**Written task**.
How many rows below contain the string "materials"? Case counts, so a match must have the same uppercase and lowercase letters. Reply with the number only.

— START —

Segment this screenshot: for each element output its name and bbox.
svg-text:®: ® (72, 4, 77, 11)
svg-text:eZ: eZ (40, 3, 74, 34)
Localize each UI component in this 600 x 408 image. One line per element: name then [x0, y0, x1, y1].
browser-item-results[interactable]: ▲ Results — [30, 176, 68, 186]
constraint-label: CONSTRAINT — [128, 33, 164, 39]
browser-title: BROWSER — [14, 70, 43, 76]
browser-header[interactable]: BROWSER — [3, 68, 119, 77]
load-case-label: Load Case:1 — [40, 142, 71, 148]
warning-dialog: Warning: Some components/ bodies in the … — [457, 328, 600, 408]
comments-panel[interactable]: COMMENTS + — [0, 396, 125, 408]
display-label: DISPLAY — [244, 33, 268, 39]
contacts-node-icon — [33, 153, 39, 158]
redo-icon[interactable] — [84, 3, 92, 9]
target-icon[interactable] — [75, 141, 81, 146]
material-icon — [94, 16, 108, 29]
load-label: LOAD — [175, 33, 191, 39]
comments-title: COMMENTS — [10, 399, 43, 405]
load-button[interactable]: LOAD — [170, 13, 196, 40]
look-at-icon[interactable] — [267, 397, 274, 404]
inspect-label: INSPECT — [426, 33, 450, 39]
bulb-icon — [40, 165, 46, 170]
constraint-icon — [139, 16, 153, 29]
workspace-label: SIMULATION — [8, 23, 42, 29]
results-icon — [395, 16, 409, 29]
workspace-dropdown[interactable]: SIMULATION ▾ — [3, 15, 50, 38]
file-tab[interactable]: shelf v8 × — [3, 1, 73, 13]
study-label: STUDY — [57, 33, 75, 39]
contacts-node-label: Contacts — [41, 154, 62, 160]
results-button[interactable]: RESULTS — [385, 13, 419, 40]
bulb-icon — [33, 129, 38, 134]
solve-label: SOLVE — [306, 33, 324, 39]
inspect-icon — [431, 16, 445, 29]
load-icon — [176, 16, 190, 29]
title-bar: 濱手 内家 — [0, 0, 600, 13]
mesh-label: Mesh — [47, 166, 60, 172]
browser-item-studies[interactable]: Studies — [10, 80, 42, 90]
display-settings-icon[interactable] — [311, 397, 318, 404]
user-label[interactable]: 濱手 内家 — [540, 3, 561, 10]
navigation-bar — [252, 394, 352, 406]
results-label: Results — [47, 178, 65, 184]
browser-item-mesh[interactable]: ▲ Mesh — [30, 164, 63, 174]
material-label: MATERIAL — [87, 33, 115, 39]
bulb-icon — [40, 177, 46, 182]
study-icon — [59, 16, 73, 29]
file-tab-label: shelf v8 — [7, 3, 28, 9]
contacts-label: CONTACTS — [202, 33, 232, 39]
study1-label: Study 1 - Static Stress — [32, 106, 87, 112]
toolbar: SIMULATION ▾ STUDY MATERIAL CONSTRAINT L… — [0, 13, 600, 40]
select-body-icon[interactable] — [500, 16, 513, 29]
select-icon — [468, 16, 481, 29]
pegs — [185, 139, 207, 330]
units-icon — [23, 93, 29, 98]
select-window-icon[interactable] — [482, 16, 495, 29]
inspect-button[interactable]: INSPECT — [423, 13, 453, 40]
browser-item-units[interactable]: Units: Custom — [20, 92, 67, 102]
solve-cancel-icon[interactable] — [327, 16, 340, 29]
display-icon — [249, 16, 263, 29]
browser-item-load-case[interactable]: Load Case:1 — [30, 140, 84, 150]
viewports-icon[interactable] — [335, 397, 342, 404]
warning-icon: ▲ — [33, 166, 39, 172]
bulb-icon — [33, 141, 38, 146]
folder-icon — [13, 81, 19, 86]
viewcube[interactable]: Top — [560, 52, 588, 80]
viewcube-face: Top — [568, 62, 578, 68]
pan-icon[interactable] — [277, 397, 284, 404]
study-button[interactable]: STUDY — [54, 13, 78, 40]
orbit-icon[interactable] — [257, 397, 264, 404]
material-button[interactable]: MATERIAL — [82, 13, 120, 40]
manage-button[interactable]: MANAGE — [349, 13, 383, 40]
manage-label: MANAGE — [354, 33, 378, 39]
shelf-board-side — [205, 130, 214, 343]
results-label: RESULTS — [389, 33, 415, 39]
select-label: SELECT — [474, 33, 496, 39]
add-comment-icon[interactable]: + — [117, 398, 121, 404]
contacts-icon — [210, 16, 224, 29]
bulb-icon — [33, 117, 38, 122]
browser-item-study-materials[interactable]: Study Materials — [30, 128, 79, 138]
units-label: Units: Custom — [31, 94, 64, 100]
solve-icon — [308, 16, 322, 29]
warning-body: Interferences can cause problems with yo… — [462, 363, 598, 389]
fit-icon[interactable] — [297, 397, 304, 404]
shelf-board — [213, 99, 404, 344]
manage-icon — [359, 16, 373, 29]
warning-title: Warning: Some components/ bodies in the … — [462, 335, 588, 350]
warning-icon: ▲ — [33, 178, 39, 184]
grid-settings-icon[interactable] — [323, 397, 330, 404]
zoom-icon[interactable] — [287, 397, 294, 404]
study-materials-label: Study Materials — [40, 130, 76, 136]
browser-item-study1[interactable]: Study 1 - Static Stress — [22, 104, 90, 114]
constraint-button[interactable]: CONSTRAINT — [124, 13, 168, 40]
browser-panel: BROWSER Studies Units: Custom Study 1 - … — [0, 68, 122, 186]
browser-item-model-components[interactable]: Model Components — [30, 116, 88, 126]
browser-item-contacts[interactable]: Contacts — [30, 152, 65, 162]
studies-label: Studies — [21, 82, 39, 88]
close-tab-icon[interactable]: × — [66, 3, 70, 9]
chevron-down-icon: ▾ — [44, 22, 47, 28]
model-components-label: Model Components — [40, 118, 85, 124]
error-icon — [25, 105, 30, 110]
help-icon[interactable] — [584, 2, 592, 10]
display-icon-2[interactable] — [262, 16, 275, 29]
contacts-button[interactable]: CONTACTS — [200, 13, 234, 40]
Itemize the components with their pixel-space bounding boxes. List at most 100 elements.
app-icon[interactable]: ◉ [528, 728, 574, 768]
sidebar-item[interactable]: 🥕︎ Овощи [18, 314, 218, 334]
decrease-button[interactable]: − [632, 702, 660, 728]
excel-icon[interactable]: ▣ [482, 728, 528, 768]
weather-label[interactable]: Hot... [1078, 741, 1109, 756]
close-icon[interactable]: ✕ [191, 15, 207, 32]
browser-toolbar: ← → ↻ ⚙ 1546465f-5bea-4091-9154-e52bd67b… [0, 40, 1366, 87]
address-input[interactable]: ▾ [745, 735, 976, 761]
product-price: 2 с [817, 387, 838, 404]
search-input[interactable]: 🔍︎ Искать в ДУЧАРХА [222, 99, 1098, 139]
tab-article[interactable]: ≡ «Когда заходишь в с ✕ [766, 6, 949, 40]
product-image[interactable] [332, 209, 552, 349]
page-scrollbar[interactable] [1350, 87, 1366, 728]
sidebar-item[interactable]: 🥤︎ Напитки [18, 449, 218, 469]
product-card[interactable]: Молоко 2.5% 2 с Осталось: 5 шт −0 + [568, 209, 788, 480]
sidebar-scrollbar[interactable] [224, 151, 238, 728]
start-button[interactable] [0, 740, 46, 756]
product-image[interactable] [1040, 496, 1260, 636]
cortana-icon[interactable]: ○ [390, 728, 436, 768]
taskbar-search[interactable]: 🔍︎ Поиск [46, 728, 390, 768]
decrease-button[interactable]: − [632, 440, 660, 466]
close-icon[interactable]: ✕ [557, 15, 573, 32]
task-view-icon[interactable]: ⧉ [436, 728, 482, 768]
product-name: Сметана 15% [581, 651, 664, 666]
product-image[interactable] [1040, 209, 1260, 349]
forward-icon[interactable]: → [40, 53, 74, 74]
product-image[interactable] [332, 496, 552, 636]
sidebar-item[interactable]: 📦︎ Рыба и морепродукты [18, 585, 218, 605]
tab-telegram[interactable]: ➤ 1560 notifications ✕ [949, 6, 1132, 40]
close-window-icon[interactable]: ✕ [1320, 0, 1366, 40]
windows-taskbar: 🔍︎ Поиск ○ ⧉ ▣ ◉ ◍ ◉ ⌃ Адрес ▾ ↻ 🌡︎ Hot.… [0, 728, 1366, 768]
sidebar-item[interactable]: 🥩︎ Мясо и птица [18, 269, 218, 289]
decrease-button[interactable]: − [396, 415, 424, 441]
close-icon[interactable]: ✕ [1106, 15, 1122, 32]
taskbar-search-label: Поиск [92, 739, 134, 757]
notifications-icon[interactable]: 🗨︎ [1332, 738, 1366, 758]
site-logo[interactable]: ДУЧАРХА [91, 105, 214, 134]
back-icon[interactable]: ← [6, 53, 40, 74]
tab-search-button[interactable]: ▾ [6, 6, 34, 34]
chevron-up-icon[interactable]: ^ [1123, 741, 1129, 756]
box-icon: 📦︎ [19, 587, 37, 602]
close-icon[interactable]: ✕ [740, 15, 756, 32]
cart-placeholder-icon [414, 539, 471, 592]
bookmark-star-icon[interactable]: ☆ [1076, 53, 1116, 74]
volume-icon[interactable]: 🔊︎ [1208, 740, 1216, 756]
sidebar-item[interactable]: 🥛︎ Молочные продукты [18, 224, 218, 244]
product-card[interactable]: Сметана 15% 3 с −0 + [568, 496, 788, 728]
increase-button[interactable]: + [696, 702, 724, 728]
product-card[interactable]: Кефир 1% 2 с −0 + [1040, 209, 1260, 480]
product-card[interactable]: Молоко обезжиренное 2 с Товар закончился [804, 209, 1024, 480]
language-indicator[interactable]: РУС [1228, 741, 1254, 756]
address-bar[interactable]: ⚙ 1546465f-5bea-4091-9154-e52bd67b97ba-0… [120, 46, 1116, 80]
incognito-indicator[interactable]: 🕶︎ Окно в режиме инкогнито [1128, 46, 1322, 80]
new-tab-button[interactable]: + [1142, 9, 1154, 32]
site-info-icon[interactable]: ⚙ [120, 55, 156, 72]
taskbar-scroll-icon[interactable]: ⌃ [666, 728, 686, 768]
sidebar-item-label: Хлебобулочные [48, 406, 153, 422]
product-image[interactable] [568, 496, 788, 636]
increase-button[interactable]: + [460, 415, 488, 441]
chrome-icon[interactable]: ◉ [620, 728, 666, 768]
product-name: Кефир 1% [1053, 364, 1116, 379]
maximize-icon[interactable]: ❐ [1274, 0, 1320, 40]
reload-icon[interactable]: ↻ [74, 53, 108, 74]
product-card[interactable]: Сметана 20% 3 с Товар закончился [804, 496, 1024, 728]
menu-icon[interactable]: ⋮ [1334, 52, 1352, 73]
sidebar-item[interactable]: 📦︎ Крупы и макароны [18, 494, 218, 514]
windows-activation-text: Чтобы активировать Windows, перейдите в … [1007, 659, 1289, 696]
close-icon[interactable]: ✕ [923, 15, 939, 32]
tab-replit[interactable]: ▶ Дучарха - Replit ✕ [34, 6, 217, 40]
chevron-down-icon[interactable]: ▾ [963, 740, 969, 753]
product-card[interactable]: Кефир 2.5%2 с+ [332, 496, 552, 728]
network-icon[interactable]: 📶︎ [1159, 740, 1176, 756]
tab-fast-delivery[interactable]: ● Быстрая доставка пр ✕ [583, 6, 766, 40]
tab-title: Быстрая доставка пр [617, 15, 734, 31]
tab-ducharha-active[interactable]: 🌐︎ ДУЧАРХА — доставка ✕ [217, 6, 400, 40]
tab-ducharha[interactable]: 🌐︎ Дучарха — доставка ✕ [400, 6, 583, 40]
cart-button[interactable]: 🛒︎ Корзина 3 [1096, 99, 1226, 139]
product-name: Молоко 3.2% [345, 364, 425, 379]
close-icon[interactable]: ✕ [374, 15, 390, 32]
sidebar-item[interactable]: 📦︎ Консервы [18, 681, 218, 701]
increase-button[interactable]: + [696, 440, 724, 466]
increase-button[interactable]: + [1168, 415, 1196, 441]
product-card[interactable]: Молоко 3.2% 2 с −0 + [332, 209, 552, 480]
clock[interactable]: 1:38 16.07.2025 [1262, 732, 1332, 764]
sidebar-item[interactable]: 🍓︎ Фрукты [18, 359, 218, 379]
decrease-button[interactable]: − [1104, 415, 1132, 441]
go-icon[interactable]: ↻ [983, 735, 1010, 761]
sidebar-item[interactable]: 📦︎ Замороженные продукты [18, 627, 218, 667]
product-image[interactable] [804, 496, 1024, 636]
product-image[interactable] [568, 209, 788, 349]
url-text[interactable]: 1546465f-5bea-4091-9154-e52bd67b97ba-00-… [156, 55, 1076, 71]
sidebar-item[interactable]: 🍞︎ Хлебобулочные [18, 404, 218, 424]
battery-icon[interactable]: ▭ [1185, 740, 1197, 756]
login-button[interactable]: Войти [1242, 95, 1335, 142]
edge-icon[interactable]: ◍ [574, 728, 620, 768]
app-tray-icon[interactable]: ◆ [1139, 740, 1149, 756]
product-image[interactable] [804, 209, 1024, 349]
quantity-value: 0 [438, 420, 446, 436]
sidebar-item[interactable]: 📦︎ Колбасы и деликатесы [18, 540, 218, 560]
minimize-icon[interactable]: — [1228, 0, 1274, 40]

— END —

**Result of this task**.
2